TASK INPUT>
--- Begin ---

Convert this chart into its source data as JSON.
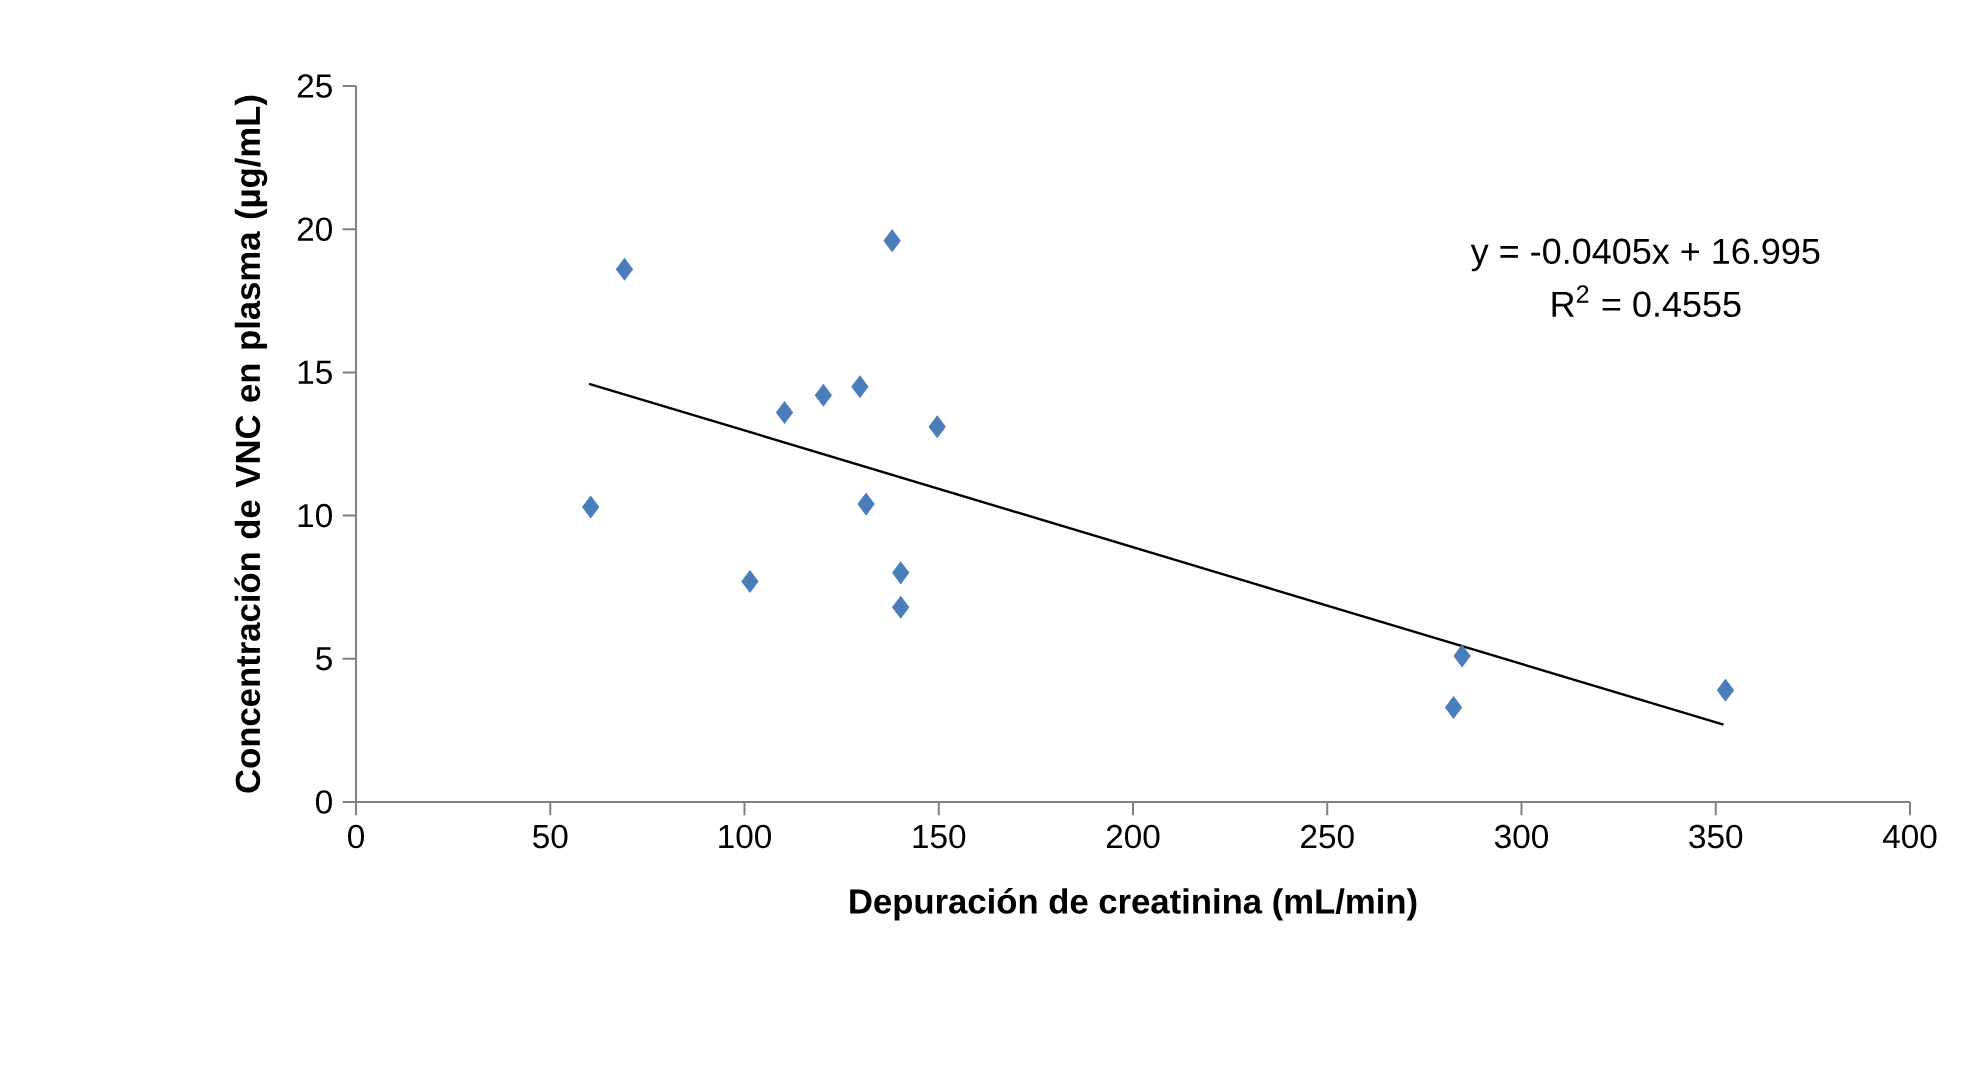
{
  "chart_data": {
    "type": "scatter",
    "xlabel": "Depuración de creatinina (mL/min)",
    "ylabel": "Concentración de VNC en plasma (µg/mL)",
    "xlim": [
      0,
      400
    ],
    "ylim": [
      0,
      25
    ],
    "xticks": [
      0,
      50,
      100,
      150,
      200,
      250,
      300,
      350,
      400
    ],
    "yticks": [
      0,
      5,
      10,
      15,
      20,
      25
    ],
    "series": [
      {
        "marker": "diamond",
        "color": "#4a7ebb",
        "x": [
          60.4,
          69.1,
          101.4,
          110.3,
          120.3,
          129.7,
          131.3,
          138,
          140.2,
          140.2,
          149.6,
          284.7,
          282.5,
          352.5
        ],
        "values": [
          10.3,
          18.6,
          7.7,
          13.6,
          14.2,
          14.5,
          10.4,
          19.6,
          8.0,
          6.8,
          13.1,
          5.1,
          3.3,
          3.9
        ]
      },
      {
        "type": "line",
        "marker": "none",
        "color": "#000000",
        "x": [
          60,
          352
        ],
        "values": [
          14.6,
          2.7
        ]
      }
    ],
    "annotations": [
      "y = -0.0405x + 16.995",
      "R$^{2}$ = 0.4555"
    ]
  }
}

--- End ---

WHAT TO DO> Reproduce the material word for word, minus the images.

EXPECTED ANSWER>
Convert this chart into its source data as JSON.
{
  "chart_data": {
    "type": "scatter",
    "xlabel": "Depuración de creatinina (mL/min)",
    "ylabel": "Concentración de VNC en plasma (µg/mL)",
    "xlim": [
      0,
      400
    ],
    "ylim": [
      0,
      25
    ],
    "xticks": [
      0,
      50,
      100,
      150,
      200,
      250,
      300,
      350,
      400
    ],
    "yticks": [
      0,
      5,
      10,
      15,
      20,
      25
    ],
    "series": [
      {
        "marker": "diamond",
        "color": "#4a7ebb",
        "x": [
          60.4,
          69.1,
          101.4,
          110.3,
          120.3,
          129.7,
          131.3,
          138,
          140.2,
          140.2,
          149.6,
          284.7,
          282.5,
          352.5
        ],
        "values": [
          10.3,
          18.6,
          7.7,
          13.6,
          14.2,
          14.5,
          10.4,
          19.6,
          8.0,
          6.8,
          13.1,
          5.1,
          3.3,
          3.9
        ]
      },
      {
        "type": "line",
        "marker": "none",
        "color": "#000000",
        "x": [
          60,
          352
        ],
        "values": [
          14.6,
          2.7
        ]
      }
    ],
    "annotations": [
      "y = -0.0405x + 16.995",
      "R$^{2}$ = 0.4555"
    ]
  }
}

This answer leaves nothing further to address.